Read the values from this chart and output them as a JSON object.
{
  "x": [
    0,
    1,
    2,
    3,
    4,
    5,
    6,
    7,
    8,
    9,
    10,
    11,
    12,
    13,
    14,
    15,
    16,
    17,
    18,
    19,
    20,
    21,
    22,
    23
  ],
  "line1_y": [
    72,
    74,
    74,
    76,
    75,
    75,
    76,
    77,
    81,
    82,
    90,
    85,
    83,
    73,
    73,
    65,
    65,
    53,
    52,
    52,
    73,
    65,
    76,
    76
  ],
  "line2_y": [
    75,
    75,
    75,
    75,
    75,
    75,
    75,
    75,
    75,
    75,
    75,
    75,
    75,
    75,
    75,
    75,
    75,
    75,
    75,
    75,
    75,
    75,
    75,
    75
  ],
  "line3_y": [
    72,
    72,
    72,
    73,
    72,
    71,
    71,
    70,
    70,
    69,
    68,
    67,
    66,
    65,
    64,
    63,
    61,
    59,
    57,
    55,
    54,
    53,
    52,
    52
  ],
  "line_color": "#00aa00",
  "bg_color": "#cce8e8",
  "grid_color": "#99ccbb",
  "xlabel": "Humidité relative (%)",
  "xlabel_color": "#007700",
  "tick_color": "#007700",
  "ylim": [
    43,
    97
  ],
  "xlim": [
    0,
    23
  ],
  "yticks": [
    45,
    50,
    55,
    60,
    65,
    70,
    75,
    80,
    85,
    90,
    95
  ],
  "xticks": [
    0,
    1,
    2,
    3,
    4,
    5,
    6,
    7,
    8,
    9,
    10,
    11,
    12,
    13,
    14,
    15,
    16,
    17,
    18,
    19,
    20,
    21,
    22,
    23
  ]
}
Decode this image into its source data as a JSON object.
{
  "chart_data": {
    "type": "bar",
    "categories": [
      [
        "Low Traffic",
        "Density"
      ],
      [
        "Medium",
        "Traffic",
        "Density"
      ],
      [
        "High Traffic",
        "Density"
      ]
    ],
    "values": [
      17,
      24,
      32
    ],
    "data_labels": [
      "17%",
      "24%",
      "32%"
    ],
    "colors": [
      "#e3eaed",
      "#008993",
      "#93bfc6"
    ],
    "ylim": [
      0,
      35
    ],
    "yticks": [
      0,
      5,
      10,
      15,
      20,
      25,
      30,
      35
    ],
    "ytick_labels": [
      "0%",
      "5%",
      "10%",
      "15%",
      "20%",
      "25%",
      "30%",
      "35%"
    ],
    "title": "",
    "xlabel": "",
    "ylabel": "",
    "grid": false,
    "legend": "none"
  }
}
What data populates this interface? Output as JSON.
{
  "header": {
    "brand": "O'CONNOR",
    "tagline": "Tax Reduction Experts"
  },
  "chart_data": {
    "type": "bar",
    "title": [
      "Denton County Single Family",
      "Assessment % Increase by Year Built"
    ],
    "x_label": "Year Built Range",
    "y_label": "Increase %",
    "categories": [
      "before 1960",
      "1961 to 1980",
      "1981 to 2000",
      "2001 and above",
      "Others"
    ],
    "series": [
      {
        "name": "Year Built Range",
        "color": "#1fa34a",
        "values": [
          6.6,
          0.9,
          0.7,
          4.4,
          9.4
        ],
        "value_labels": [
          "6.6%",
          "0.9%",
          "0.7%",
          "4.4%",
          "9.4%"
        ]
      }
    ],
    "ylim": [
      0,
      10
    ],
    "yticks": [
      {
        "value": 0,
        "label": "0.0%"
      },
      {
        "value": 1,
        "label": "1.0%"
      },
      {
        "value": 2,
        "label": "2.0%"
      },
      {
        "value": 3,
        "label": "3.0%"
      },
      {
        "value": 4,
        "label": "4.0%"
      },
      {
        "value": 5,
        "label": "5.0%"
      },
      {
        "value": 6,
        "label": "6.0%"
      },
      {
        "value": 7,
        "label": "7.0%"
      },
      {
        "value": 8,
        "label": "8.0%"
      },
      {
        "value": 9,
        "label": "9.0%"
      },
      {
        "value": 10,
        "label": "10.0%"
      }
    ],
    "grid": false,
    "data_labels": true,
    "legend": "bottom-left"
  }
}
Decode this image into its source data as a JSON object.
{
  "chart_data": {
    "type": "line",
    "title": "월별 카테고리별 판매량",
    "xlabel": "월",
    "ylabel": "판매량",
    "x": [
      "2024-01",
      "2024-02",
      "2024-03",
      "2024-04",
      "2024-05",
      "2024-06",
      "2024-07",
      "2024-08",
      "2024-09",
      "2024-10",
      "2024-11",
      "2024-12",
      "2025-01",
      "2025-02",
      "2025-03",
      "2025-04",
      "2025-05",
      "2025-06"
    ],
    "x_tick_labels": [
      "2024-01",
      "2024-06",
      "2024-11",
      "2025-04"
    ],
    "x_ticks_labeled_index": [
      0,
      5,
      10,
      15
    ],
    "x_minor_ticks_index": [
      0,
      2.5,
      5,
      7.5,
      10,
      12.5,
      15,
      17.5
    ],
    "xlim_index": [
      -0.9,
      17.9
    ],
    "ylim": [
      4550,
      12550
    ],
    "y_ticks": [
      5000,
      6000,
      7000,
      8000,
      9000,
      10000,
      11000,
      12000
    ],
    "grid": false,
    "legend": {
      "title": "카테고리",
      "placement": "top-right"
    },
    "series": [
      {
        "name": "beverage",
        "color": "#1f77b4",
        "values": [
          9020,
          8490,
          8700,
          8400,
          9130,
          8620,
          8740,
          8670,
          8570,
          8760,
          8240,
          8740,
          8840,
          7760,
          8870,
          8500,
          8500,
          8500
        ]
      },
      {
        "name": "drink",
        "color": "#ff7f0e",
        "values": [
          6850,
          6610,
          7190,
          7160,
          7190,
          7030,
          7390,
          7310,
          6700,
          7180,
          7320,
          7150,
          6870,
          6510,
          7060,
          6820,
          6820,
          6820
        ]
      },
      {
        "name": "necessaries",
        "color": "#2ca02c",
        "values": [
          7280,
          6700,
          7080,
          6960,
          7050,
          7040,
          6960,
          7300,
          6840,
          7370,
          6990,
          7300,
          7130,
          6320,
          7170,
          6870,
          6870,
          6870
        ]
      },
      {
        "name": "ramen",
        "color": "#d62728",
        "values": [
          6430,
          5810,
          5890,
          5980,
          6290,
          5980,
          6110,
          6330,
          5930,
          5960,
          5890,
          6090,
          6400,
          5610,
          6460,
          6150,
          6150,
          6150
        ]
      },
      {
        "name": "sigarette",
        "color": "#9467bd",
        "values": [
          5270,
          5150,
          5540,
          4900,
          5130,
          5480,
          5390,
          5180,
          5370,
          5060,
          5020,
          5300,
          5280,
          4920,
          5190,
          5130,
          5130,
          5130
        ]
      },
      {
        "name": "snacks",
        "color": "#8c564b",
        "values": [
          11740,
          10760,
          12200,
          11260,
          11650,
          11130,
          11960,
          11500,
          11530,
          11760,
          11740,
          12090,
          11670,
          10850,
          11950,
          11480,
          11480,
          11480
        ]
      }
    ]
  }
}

=====

--- Directions ---
Give only the number of lines in the records that contain the string "Year".

--- Result below ---
3